== TASK PROMPT ==
Can you transcribe every record below exactly as it appears?
--- start SUPPLIED DATA ---
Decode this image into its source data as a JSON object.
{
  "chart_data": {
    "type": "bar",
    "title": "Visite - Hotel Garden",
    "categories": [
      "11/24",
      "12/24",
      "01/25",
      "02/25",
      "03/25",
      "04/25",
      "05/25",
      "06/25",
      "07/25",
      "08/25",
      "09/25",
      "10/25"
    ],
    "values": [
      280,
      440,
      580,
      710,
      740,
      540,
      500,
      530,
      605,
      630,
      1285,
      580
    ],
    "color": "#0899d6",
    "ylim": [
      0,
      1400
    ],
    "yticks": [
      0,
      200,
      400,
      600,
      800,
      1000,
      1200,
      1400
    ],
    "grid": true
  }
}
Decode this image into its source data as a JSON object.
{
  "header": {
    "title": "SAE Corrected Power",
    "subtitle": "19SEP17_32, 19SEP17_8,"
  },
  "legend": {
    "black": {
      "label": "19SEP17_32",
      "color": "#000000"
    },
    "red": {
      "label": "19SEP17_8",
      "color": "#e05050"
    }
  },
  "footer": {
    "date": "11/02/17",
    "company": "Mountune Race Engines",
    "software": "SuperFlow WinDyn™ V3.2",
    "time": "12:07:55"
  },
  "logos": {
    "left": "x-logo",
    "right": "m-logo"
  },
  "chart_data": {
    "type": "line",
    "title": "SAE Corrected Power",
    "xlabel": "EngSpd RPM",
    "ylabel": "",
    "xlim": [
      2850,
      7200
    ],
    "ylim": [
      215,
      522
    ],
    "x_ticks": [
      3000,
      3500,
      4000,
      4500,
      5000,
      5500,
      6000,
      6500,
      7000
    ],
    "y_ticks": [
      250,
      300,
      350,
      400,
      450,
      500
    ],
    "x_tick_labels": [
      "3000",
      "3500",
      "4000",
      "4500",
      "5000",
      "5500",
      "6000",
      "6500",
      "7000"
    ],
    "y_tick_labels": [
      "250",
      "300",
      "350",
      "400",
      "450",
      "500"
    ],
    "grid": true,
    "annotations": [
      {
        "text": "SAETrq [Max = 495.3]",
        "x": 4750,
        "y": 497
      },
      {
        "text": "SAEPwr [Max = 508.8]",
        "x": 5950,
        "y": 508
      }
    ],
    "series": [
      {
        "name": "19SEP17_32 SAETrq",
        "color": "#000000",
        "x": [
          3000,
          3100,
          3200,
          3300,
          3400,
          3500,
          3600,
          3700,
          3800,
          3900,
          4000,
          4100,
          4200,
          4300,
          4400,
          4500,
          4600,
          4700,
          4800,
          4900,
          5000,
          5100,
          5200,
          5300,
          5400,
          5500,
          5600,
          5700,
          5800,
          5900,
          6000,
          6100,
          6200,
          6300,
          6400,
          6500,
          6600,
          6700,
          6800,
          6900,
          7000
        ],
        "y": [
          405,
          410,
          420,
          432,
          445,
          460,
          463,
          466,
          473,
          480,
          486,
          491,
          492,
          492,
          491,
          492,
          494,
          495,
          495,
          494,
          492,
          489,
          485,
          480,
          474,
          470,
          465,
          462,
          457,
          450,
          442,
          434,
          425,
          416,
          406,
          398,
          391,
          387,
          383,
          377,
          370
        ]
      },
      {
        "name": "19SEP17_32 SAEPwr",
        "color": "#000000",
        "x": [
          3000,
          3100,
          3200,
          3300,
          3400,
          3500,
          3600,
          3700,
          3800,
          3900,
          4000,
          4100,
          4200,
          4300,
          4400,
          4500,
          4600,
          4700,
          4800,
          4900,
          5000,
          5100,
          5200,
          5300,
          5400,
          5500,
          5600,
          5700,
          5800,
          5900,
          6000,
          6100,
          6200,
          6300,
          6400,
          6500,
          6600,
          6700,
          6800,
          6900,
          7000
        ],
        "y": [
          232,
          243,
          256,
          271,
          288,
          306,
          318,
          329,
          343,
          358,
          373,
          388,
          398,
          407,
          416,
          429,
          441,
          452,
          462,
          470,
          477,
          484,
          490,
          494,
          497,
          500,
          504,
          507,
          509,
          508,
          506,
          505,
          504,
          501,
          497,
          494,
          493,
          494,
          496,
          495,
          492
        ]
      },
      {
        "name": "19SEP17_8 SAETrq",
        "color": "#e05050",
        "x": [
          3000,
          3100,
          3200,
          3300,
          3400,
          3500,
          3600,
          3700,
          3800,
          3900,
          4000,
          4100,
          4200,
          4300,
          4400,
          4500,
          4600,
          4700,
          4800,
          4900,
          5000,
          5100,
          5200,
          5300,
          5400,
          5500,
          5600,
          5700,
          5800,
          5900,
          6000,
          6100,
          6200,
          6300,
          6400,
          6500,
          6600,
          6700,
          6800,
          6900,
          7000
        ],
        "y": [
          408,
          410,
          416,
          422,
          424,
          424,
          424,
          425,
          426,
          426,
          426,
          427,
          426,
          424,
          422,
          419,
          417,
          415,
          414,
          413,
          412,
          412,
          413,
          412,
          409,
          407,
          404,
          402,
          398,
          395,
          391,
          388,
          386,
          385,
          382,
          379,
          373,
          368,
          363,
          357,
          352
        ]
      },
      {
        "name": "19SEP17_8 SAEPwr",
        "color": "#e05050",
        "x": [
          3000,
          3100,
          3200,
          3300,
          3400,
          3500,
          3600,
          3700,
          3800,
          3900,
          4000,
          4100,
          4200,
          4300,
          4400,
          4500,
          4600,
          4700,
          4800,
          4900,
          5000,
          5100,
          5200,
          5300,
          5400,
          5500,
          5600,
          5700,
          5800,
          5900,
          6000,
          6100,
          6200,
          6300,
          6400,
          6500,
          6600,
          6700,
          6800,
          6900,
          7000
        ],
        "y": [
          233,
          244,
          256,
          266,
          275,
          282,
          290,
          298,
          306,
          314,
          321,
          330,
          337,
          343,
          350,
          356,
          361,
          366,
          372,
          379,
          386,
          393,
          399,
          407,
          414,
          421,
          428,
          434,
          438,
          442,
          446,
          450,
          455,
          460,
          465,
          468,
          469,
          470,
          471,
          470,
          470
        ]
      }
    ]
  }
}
--- end SUPPLIED DATA ---
== COMPLETED TASK ==
Decode this image into its source data as a JSON object.
{
  "chart_data": {
    "type": "bar",
    "title": "Visite - Hotel Garden",
    "categories": [
      "11/24",
      "12/24",
      "01/25",
      "02/25",
      "03/25",
      "04/25",
      "05/25",
      "06/25",
      "07/25",
      "08/25",
      "09/25",
      "10/25"
    ],
    "values": [
      280,
      440,
      580,
      710,
      740,
      540,
      500,
      530,
      605,
      630,
      1285,
      580
    ],
    "color": "#0899d6",
    "ylim": [
      0,
      1400
    ],
    "yticks": [
      0,
      200,
      400,
      600,
      800,
      1000,
      1200,
      1400
    ],
    "grid": true
  }
}
Decode this image into its source data as a JSON object.
{
  "header": {
    "title": "SAE Corrected Power",
    "subtitle": "19SEP17_32, 19SEP17_8,"
  },
  "legend": {
    "black": {
      "label": "19SEP17_32",
      "color": "#000000"
    },
    "red": {
      "label": "19SEP17_8",
      "color": "#e05050"
    }
  },
  "footer": {
    "date": "11/02/17",
    "company": "Mountune Race Engines",
    "software": "SuperFlow WinDyn™ V3.2",
    "time": "12:07:55"
  },
  "logos": {
    "left": "x-logo",
    "right": "m-logo"
  },
  "chart_data": {
    "type": "line",
    "title": "SAE Corrected Power",
    "xlabel": "EngSpd RPM",
    "ylabel": "",
    "xlim": [
      2850,
      7200
    ],
    "ylim": [
      215,
      522
    ],
    "x_ticks": [
      3000,
      3500,
      4000,
      4500,
      5000,
      5500,
      6000,
      6500,
      7000
    ],
    "y_ticks": [
      250,
      300,
      350,
      400,
      450,
      500
    ],
    "x_tick_labels": [
      "3000",
      "3500",
      "4000",
      "4500",
      "5000",
      "5500",
      "6000",
      "6500",
      "7000"
    ],
    "y_tick_labels": [
      "250",
      "300",
      "350",
      "400",
      "450",
      "500"
    ],
    "grid": true,
    "annotations": [
      {
        "text": "SAETrq [Max = 495.3]",
        "x": 4750,
        "y": 497
      },
      {
        "text": "SAEPwr [Max = 508.8]",
        "x": 5950,
        "y": 508
      }
    ],
    "series": [
      {
        "name": "19SEP17_32 SAETrq",
        "color": "#000000",
        "x": [
          3000,
          3100,
          3200,
          3300,
          3400,
          3500,
          3600,
          3700,
          3800,
          3900,
          4000,
          4100,
          4200,
          4300,
          4400,
          4500,
          4600,
          4700,
          4800,
          4900,
          5000,
          5100,
          5200,
          5300,
          5400,
          5500,
          5600,
          5700,
          5800,
          5900,
          6000,
          6100,
          6200,
          6300,
          6400,
          6500,
          6600,
          6700,
          6800,
          6900,
          7000
        ],
        "y": [
          405,
          410,
          420,
          432,
          445,
          460,
          463,
          466,
          473,
          480,
          486,
          491,
          492,
          492,
          491,
          492,
          494,
          495,
          495,
          494,
          492,
          489,
          485,
          480,
          474,
          470,
          465,
          462,
          457,
          450,
          442,
          434,
          425,
          416,
          406,
          398,
          391,
          387,
          383,
          377,
          370
        ]
      },
      {
        "name": "19SEP17_32 SAEPwr",
        "color": "#000000",
        "x": [
          3000,
          3100,
          3200,
          3300,
          3400,
          3500,
          3600,
          3700,
          3800,
          3900,
          4000,
          4100,
          4200,
          4300,
          4400,
          4500,
          4600,
          4700,
          4800,
          4900,
          5000,
          5100,
          5200,
          5300,
          5400,
          5500,
          5600,
          5700,
          5800,
          5900,
          6000,
          6100,
          6200,
          6300,
          6400,
          6500,
          6600,
          6700,
          6800,
          6900,
          7000
        ],
        "y": [
          232,
          243,
          256,
          271,
          288,
          306,
          318,
          329,
          343,
          358,
          373,
          388,
          398,
          407,
          416,
          429,
          441,
          452,
          462,
          470,
          477,
          484,
          490,
          494,
          497,
          500,
          504,
          507,
          509,
          508,
          506,
          505,
          504,
          501,
          497,
          494,
          493,
          494,
          496,
          495,
          492
        ]
      },
      {
        "name": "19SEP17_8 SAETrq",
        "color": "#e05050",
        "x": [
          3000,
          3100,
          3200,
          3300,
          3400,
          3500,
          3600,
          3700,
          3800,
          3900,
          4000,
          4100,
          4200,
          4300,
          4400,
          4500,
          4600,
          4700,
          4800,
          4900,
          5000,
          5100,
          5200,
          5300,
          5400,
          5500,
          5600,
          5700,
          5800,
          5900,
          6000,
          6100,
          6200,
          6300,
          6400,
          6500,
          6600,
          6700,
          6800,
          6900,
          7000
        ],
        "y": [
          408,
          410,
          416,
          422,
          424,
          424,
          424,
          425,
          426,
          426,
          426,
          427,
          426,
          424,
          422,
          419,
          417,
          415,
          414,
          413,
          412,
          412,
          413,
          412,
          409,
          407,
          404,
          402,
          398,
          395,
          391,
          388,
          386,
          385,
          382,
          379,
          373,
          368,
          363,
          357,
          352
        ]
      },
      {
        "name": "19SEP17_8 SAEPwr",
        "color": "#e05050",
        "x": [
          3000,
          3100,
          3200,
          3300,
          3400,
          3500,
          3600,
          3700,
          3800,
          3900,
          4000,
          4100,
          4200,
          4300,
          4400,
          4500,
          4600,
          4700,
          4800,
          4900,
          5000,
          5100,
          5200,
          5300,
          5400,
          5500,
          5600,
          5700,
          5800,
          5900,
          6000,
          6100,
          6200,
          6300,
          6400,
          6500,
          6600,
          6700,
          6800,
          6900,
          7000
        ],
        "y": [
          233,
          244,
          256,
          266,
          275,
          282,
          290,
          298,
          306,
          314,
          321,
          330,
          337,
          343,
          350,
          356,
          361,
          366,
          372,
          379,
          386,
          393,
          399,
          407,
          414,
          421,
          428,
          434,
          438,
          442,
          446,
          450,
          455,
          460,
          465,
          468,
          469,
          470,
          471,
          470,
          470
        ]
      }
    ]
  }
}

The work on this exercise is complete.